THE TASK:
Exclude the pictures, then repeat the remaining data exactly.

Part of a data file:

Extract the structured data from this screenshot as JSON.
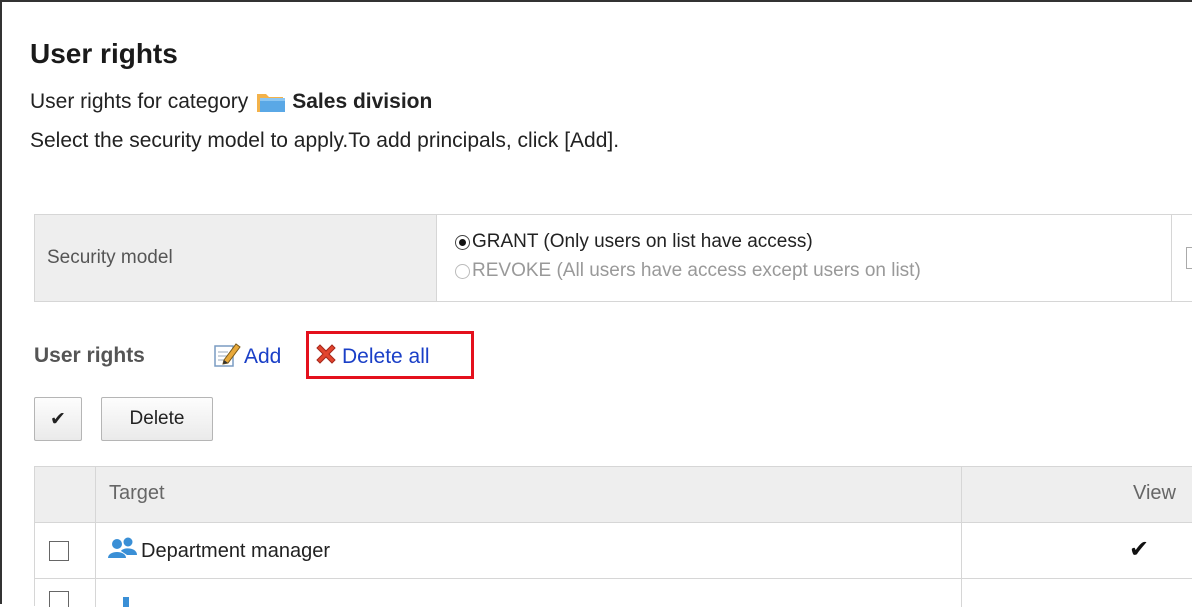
{
  "page": {
    "title": "User rights",
    "description_prefix": "User rights for category",
    "category_name": "Sales division",
    "instruction": "Select the security model to apply.To add principals, click [Add]."
  },
  "security_model": {
    "label": "Security model",
    "options": [
      {
        "label": "GRANT (Only users on list have access)",
        "selected": true,
        "enabled": true
      },
      {
        "label": "REVOKE (All users have access except users on list)",
        "selected": false,
        "enabled": false
      }
    ]
  },
  "user_rights": {
    "label": "User rights",
    "add_label": "Add",
    "delete_all_label": "Delete all",
    "check_all_symbol": "✔",
    "delete_button": "Delete"
  },
  "table": {
    "headers": {
      "target": "Target",
      "view": "View"
    },
    "rows": [
      {
        "name": "Department manager",
        "view": "✔",
        "icon": "group-icon"
      }
    ]
  },
  "colors": {
    "link": "#1a3fc7",
    "highlight": "#e4101c",
    "header_bg": "#eeeeee"
  }
}
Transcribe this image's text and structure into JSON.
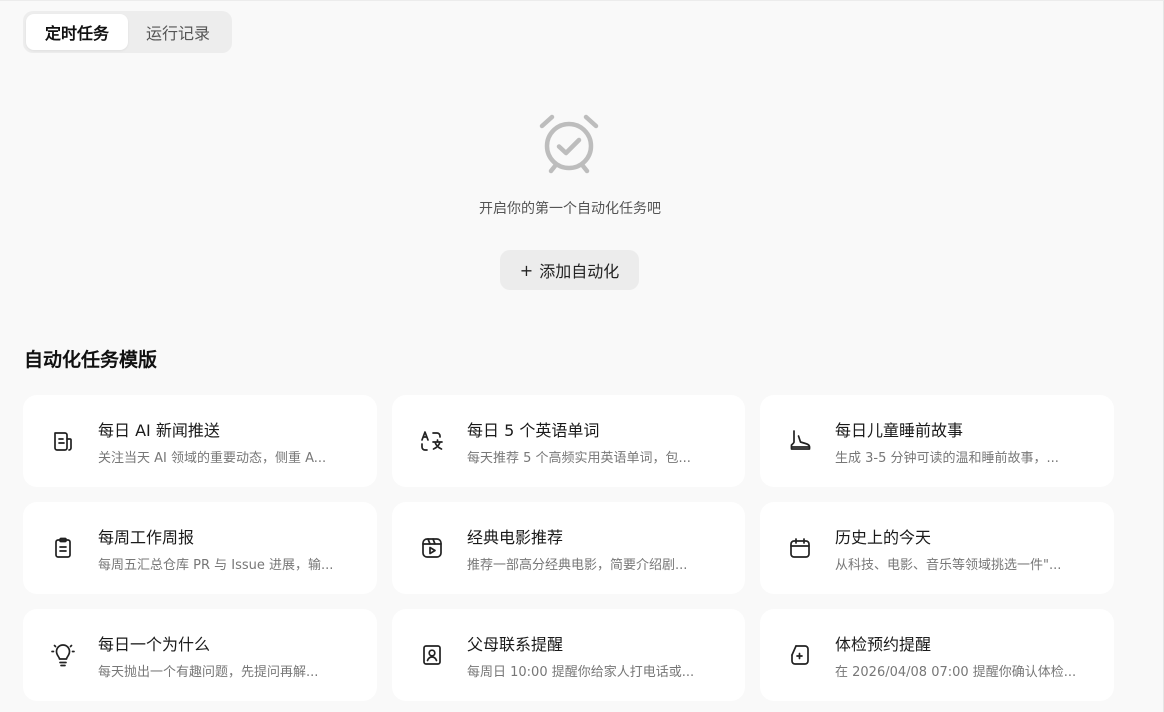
{
  "tabs": [
    {
      "label": "定时任务",
      "active": true
    },
    {
      "label": "运行记录",
      "active": false
    }
  ],
  "empty_state": {
    "icon": "alarm-clock-check-icon",
    "message": "开启你的第一个自动化任务吧",
    "add_button_label": "添加自动化",
    "add_button_icon": "+"
  },
  "templates_title": "自动化任务模版",
  "templates": [
    {
      "icon": "news-icon",
      "title": "每日 AI 新闻推送",
      "desc": "关注当天 AI 领域的重要动态，侧重 A..."
    },
    {
      "icon": "translate-icon",
      "title": "每日 5 个英语单词",
      "desc": "每天推荐 5 个高频实用英语单词，包..."
    },
    {
      "icon": "boot-icon",
      "title": "每日儿童睡前故事",
      "desc": "生成 3-5 分钟可读的温和睡前故事，..."
    },
    {
      "icon": "clipboard-icon",
      "title": "每周工作周报",
      "desc": "每周五汇总仓库 PR 与 Issue 进展，输..."
    },
    {
      "icon": "film-play-icon",
      "title": "经典电影推荐",
      "desc": "推荐一部高分经典电影，简要介绍剧..."
    },
    {
      "icon": "calendar-icon",
      "title": "历史上的今天",
      "desc": "从科技、电影、音乐等领域挑选一件\"..."
    },
    {
      "icon": "lightbulb-icon",
      "title": "每日一个为什么",
      "desc": "每天抛出一个有趣问题，先提问再解..."
    },
    {
      "icon": "contact-book-icon",
      "title": "父母联系提醒",
      "desc": "每周日 10:00 提醒你给家人打电话或..."
    },
    {
      "icon": "medical-checkup-icon",
      "title": "体检预约提醒",
      "desc": "在 2026/04/08 07:00 提醒你确认体检..."
    }
  ]
}
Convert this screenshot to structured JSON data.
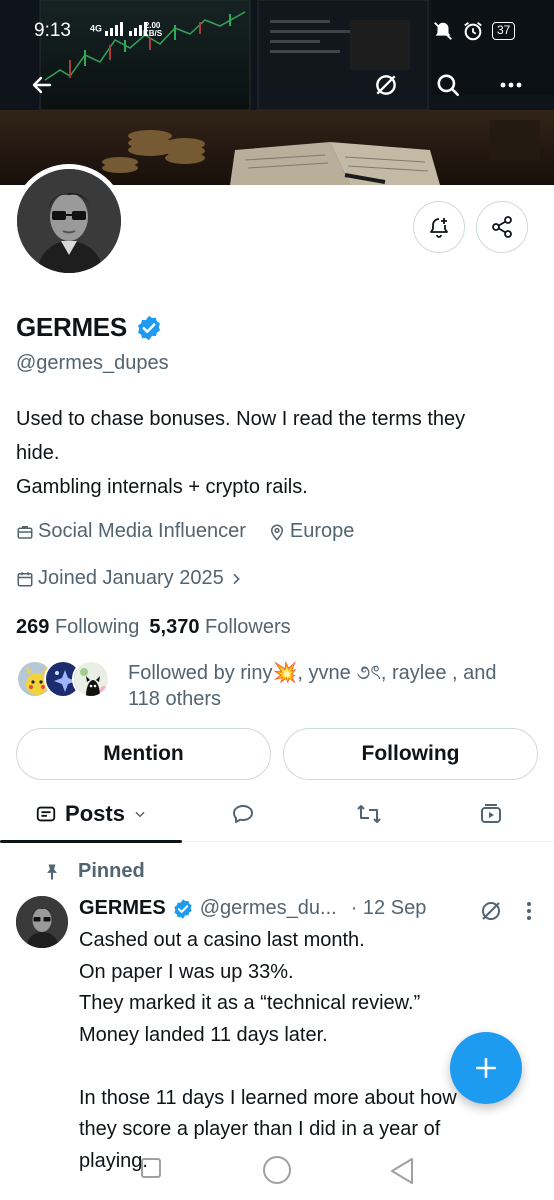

SOLUTION TO THE PROBLEM:
Extract the structured data from this screenshot as JSON.
{
  "page": {
    "title": "User rights",
    "description_prefix": "User rights for category",
    "category_name": "Sales division",
    "instruction": "Select the security model to apply.To add principals, click [Add]."
  },
  "security_model": {
    "label": "Security model",
    "options": [
      {
        "label": "GRANT (Only users on list have access)",
        "selected": true,
        "enabled": true
      },
      {
        "label": "REVOKE (All users have access except users on list)",
        "selected": false,
        "enabled": false
      }
    ]
  },
  "user_rights": {
    "label": "User rights",
    "add_label": "Add",
    "delete_all_label": "Delete all",
    "check_all_symbol": "✔",
    "delete_button": "Delete"
  },
  "table": {
    "headers": {
      "target": "Target",
      "view": "View"
    },
    "rows": [
      {
        "name": "Department manager",
        "view": "✔",
        "icon": "group-icon"
      }
    ]
  },
  "colors": {
    "link": "#1a3fc7",
    "highlight": "#e4101c",
    "header_bg": "#eeeeee"
  }
}
Transcribe this image's text and structure into JSON.
{
  "tabs": [
    {
      "label": "定时任务",
      "active": true
    },
    {
      "label": "运行记录",
      "active": false
    }
  ],
  "empty_state": {
    "icon": "alarm-clock-check-icon",
    "message": "开启你的第一个自动化任务吧",
    "add_button_label": "添加自动化",
    "add_button_icon": "+"
  },
  "templates_title": "自动化任务模版",
  "templates": [
    {
      "icon": "news-icon",
      "title": "每日 AI 新闻推送",
      "desc": "关注当天 AI 领域的重要动态，侧重 A..."
    },
    {
      "icon": "translate-icon",
      "title": "每日 5 个英语单词",
      "desc": "每天推荐 5 个高频实用英语单词，包..."
    },
    {
      "icon": "boot-icon",
      "title": "每日儿童睡前故事",
      "desc": "生成 3-5 分钟可读的温和睡前故事，..."
    },
    {
      "icon": "clipboard-icon",
      "title": "每周工作周报",
      "desc": "每周五汇总仓库 PR 与 Issue 进展，输..."
    },
    {
      "icon": "film-play-icon",
      "title": "经典电影推荐",
      "desc": "推荐一部高分经典电影，简要介绍剧..."
    },
    {
      "icon": "calendar-icon",
      "title": "历史上的今天",
      "desc": "从科技、电影、音乐等领域挑选一件\"..."
    },
    {
      "icon": "lightbulb-icon",
      "title": "每日一个为什么",
      "desc": "每天抛出一个有趣问题，先提问再解..."
    },
    {
      "icon": "contact-book-icon",
      "title": "父母联系提醒",
      "desc": "每周日 10:00 提醒你给家人打电话或..."
    },
    {
      "icon": "medical-checkup-icon",
      "title": "体检预约提醒",
      "desc": "在 2026/04/08 07:00 提醒你确认体检..."
    }
  ]
}
Convert this screenshot to structured JSON data.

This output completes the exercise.